* _Data section_:
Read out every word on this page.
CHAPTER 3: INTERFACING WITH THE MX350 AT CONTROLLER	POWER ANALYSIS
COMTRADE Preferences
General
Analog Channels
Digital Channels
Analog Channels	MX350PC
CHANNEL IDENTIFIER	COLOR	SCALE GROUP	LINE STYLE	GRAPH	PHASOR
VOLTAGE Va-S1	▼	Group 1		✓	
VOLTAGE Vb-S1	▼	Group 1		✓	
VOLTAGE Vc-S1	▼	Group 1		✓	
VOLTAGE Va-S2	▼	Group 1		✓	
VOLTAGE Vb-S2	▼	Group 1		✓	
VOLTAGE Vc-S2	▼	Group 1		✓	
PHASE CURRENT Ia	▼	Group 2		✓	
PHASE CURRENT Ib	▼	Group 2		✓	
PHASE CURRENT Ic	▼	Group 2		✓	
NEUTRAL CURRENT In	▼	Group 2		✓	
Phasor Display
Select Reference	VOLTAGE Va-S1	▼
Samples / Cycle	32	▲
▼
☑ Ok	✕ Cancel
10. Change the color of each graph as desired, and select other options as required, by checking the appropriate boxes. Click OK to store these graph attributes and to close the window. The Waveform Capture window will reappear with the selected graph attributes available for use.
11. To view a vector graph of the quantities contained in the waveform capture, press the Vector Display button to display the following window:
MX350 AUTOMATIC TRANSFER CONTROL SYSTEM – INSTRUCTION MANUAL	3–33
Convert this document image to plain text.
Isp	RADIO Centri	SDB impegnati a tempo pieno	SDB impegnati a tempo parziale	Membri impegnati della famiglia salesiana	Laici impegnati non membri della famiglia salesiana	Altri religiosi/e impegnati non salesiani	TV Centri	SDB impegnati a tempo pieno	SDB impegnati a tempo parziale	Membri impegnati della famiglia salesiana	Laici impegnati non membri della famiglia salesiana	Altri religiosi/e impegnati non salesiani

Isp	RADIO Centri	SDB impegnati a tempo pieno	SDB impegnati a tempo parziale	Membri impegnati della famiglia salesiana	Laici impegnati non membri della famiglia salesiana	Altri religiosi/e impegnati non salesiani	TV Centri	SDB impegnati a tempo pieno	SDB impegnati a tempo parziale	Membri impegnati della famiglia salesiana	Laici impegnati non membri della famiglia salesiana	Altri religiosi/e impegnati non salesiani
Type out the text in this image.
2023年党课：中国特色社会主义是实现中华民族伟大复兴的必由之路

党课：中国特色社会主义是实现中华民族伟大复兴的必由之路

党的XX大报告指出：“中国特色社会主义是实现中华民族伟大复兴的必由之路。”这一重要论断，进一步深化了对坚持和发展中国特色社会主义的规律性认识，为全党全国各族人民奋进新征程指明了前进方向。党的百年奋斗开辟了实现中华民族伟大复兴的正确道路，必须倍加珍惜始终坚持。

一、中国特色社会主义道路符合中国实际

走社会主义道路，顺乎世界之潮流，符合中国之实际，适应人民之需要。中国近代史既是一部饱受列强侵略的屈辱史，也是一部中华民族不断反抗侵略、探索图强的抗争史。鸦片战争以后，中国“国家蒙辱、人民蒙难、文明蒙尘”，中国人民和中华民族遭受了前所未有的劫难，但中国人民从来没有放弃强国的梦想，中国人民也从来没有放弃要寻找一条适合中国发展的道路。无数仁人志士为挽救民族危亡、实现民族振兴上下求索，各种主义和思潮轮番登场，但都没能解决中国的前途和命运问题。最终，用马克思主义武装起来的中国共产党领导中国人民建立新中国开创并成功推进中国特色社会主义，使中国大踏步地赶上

* _What the exercise asks_:
Your answer should be a single number: the count of lines in the material above that contain "PHASE".

* _Answer to this task_:
3